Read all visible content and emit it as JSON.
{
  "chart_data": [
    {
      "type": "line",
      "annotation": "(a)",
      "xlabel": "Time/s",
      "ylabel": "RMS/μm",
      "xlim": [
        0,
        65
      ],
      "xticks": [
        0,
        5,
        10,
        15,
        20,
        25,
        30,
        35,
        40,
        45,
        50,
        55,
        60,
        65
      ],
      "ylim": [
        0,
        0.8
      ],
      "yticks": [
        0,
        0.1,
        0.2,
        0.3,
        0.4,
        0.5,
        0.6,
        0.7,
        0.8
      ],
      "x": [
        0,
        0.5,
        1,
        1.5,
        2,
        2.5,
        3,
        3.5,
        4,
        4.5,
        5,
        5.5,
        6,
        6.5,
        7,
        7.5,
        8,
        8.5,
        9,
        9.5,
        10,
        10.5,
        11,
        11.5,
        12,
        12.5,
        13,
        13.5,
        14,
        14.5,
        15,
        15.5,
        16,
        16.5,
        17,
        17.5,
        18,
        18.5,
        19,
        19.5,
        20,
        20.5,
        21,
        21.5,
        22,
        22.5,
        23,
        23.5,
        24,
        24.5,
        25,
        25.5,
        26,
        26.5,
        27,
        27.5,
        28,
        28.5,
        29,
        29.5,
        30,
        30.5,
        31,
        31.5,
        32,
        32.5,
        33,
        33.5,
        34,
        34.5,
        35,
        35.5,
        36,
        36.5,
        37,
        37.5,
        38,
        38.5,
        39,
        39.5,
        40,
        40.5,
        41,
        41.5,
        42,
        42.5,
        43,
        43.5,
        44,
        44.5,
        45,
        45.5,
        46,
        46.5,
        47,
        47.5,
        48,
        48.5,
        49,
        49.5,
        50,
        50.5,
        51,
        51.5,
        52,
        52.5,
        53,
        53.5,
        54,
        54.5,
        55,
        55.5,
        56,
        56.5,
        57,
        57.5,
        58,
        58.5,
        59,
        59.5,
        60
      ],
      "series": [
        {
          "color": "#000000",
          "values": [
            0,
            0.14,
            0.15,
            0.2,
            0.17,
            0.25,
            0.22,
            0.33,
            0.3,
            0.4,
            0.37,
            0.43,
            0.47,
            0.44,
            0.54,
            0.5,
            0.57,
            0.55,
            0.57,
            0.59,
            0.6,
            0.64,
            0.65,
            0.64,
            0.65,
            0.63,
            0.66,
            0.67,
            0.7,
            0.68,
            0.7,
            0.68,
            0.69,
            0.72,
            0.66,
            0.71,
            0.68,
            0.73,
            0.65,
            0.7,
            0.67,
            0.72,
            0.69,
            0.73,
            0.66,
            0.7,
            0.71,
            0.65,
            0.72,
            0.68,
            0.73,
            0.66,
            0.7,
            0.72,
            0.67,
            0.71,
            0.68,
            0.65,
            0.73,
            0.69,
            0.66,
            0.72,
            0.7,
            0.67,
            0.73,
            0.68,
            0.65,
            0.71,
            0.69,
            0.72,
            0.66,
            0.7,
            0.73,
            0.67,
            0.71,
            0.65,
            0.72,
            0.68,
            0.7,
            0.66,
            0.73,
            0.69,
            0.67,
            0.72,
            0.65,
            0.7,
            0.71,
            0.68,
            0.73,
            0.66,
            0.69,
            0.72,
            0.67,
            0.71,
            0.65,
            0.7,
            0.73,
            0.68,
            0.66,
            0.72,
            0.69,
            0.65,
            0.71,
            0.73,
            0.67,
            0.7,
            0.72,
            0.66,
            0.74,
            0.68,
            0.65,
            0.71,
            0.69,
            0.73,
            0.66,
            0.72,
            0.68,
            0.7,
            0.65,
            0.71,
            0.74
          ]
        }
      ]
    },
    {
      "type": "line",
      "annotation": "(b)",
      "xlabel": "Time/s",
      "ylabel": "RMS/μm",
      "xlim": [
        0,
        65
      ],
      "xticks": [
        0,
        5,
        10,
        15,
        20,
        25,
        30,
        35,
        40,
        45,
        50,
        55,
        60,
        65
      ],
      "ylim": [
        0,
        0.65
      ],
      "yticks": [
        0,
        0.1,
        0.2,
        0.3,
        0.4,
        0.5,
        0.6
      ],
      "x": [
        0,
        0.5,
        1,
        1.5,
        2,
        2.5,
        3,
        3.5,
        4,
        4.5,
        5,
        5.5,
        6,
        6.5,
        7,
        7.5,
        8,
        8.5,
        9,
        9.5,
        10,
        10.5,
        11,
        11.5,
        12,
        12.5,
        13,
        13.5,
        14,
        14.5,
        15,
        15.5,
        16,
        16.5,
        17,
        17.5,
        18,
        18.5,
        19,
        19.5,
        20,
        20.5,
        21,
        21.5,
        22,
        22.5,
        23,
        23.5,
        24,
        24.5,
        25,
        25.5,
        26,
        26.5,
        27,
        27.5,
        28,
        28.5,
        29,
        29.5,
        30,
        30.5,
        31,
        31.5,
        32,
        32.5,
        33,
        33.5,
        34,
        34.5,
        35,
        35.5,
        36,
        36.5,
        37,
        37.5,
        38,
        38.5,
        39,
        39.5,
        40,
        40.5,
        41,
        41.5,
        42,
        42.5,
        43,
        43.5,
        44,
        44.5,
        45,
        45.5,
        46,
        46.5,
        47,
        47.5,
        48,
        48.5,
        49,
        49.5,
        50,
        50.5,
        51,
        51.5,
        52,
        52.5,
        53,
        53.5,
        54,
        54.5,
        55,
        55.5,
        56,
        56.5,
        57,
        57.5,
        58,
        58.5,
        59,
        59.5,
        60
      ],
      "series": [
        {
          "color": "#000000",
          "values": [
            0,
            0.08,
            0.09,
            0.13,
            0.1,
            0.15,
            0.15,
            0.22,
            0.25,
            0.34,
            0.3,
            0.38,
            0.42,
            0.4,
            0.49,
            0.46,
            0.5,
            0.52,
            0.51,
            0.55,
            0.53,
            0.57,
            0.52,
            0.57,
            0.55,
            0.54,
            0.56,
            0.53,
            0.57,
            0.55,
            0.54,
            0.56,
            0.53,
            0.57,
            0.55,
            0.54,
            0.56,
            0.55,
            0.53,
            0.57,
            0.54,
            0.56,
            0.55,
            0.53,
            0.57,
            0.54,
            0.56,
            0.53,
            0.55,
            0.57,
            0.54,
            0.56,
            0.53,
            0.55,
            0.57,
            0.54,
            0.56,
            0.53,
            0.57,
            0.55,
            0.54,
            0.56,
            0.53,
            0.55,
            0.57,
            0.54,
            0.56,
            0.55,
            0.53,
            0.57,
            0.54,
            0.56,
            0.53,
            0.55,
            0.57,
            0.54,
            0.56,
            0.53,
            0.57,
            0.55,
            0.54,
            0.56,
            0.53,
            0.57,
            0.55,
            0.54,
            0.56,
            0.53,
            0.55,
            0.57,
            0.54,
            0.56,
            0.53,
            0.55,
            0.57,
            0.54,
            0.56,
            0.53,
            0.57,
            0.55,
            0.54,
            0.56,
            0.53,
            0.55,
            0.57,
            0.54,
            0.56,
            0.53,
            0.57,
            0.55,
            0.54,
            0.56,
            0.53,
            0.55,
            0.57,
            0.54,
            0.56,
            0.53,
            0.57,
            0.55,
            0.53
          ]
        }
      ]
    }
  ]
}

• • • •

Job. From the listing above, extract all records word for word.

Written response.
Read all visible content and emit it as JSON.
{
  "chart_data": [
    {
      "type": "line",
      "annotation": "(a)",
      "xlabel": "Time/s",
      "ylabel": "RMS/μm",
      "xlim": [
        0,
        65
      ],
      "xticks": [
        0,
        5,
        10,
        15,
        20,
        25,
        30,
        35,
        40,
        45,
        50,
        55,
        60,
        65
      ],
      "ylim": [
        0,
        0.8
      ],
      "yticks": [
        0,
        0.1,
        0.2,
        0.3,
        0.4,
        0.5,
        0.6,
        0.7,
        0.8
      ],
      "x": [
        0,
        0.5,
        1,
        1.5,
        2,
        2.5,
        3,
        3.5,
        4,
        4.5,
        5,
        5.5,
        6,
        6.5,
        7,
        7.5,
        8,
        8.5,
        9,
        9.5,
        10,
        10.5,
        11,
        11.5,
        12,
        12.5,
        13,
        13.5,
        14,
        14.5,
        15,
        15.5,
        16,
        16.5,
        17,
        17.5,
        18,
        18.5,
        19,
        19.5,
        20,
        20.5,
        21,
        21.5,
        22,
        22.5,
        23,
        23.5,
        24,
        24.5,
        25,
        25.5,
        26,
        26.5,
        27,
        27.5,
        28,
        28.5,
        29,
        29.5,
        30,
        30.5,
        31,
        31.5,
        32,
        32.5,
        33,
        33.5,
        34,
        34.5,
        35,
        35.5,
        36,
        36.5,
        37,
        37.5,
        38,
        38.5,
        39,
        39.5,
        40,
        40.5,
        41,
        41.5,
        42,
        42.5,
        43,
        43.5,
        44,
        44.5,
        45,
        45.5,
        46,
        46.5,
        47,
        47.5,
        48,
        48.5,
        49,
        49.5,
        50,
        50.5,
        51,
        51.5,
        52,
        52.5,
        53,
        53.5,
        54,
        54.5,
        55,
        55.5,
        56,
        56.5,
        57,
        57.5,
        58,
        58.5,
        59,
        59.5,
        60
      ],
      "series": [
        {
          "color": "#000000",
          "values": [
            0,
            0.14,
            0.15,
            0.2,
            0.17,
            0.25,
            0.22,
            0.33,
            0.3,
            0.4,
            0.37,
            0.43,
            0.47,
            0.44,
            0.54,
            0.5,
            0.57,
            0.55,
            0.57,
            0.59,
            0.6,
            0.64,
            0.65,
            0.64,
            0.65,
            0.63,
            0.66,
            0.67,
            0.7,
            0.68,
            0.7,
            0.68,
            0.69,
            0.72,
            0.66,
            0.71,
            0.68,
            0.73,
            0.65,
            0.7,
            0.67,
            0.72,
            0.69,
            0.73,
            0.66,
            0.7,
            0.71,
            0.65,
            0.72,
            0.68,
            0.73,
            0.66,
            0.7,
            0.72,
            0.67,
            0.71,
            0.68,
            0.65,
            0.73,
            0.69,
            0.66,
            0.72,
            0.7,
            0.67,
            0.73,
            0.68,
            0.65,
            0.71,
            0.69,
            0.72,
            0.66,
            0.7,
            0.73,
            0.67,
            0.71,
            0.65,
            0.72,
            0.68,
            0.7,
            0.66,
            0.73,
            0.69,
            0.67,
            0.72,
            0.65,
            0.7,
            0.71,
            0.68,
            0.73,
            0.66,
            0.69,
            0.72,
            0.67,
            0.71,
            0.65,
            0.7,
            0.73,
            0.68,
            0.66,
            0.72,
            0.69,
            0.65,
            0.71,
            0.73,
            0.67,
            0.7,
            0.72,
            0.66,
            0.74,
            0.68,
            0.65,
            0.71,
            0.69,
            0.73,
            0.66,
            0.72,
            0.68,
            0.7,
            0.65,
            0.71,
            0.74
          ]
        }
      ]
    },
    {
      "type": "line",
      "annotation": "(b)",
      "xlabel": "Time/s",
      "ylabel": "RMS/μm",
      "xlim": [
        0,
        65
      ],
      "xticks": [
        0,
        5,
        10,
        15,
        20,
        25,
        30,
        35,
        40,
        45,
        50,
        55,
        60,
        65
      ],
      "ylim": [
        0,
        0.65
      ],
      "yticks": [
        0,
        0.1,
        0.2,
        0.3,
        0.4,
        0.5,
        0.6
      ],
      "x": [
        0,
        0.5,
        1,
        1.5,
        2,
        2.5,
        3,
        3.5,
        4,
        4.5,
        5,
        5.5,
        6,
        6.5,
        7,
        7.5,
        8,
        8.5,
        9,
        9.5,
        10,
        10.5,
        11,
        11.5,
        12,
        12.5,
        13,
        13.5,
        14,
        14.5,
        15,
        15.5,
        16,
        16.5,
        17,
        17.5,
        18,
        18.5,
        19,
        19.5,
        20,
        20.5,
        21,
        21.5,
        22,
        22.5,
        23,
        23.5,
        24,
        24.5,
        25,
        25.5,
        26,
        26.5,
        27,
        27.5,
        28,
        28.5,
        29,
        29.5,
        30,
        30.5,
        31,
        31.5,
        32,
        32.5,
        33,
        33.5,
        34,
        34.5,
        35,
        35.5,
        36,
        36.5,
        37,
        37.5,
        38,
        38.5,
        39,
        39.5,
        40,
        40.5,
        41,
        41.5,
        42,
        42.5,
        43,
        43.5,
        44,
        44.5,
        45,
        45.5,
        46,
        46.5,
        47,
        47.5,
        48,
        48.5,
        49,
        49.5,
        50,
        50.5,
        51,
        51.5,
        52,
        52.5,
        53,
        53.5,
        54,
        54.5,
        55,
        55.5,
        56,
        56.5,
        57,
        57.5,
        58,
        58.5,
        59,
        59.5,
        60
      ],
      "series": [
        {
          "color": "#000000",
          "values": [
            0,
            0.08,
            0.09,
            0.13,
            0.1,
            0.15,
            0.15,
            0.22,
            0.25,
            0.34,
            0.3,
            0.38,
            0.42,
            0.4,
            0.49,
            0.46,
            0.5,
            0.52,
            0.51,
            0.55,
            0.53,
            0.57,
            0.52,
            0.57,
            0.55,
            0.54,
            0.56,
            0.53,
            0.57,
            0.55,
            0.54,
            0.56,
            0.53,
            0.57,
            0.55,
            0.54,
            0.56,
            0.55,
            0.53,
            0.57,
            0.54,
            0.56,
            0.55,
            0.53,
            0.57,
            0.54,
            0.56,
            0.53,
            0.55,
            0.57,
            0.54,
            0.56,
            0.53,
            0.55,
            0.57,
            0.54,
            0.56,
            0.53,
            0.57,
            0.55,
            0.54,
            0.56,
            0.53,
            0.55,
            0.57,
            0.54,
            0.56,
            0.55,
            0.53,
            0.57,
            0.54,
            0.56,
            0.53,
            0.55,
            0.57,
            0.54,
            0.56,
            0.53,
            0.57,
            0.55,
            0.54,
            0.56,
            0.53,
            0.57,
            0.55,
            0.54,
            0.56,
            0.53,
            0.55,
            0.57,
            0.54,
            0.56,
            0.53,
            0.55,
            0.57,
            0.54,
            0.56,
            0.53,
            0.57,
            0.55,
            0.54,
            0.56,
            0.53,
            0.55,
            0.57,
            0.54,
            0.56,
            0.53,
            0.57,
            0.55,
            0.54,
            0.56,
            0.53,
            0.55,
            0.57,
            0.54,
            0.56,
            0.53,
            0.57,
            0.55,
            0.53
          ]
        }
      ]
    }
  ]
}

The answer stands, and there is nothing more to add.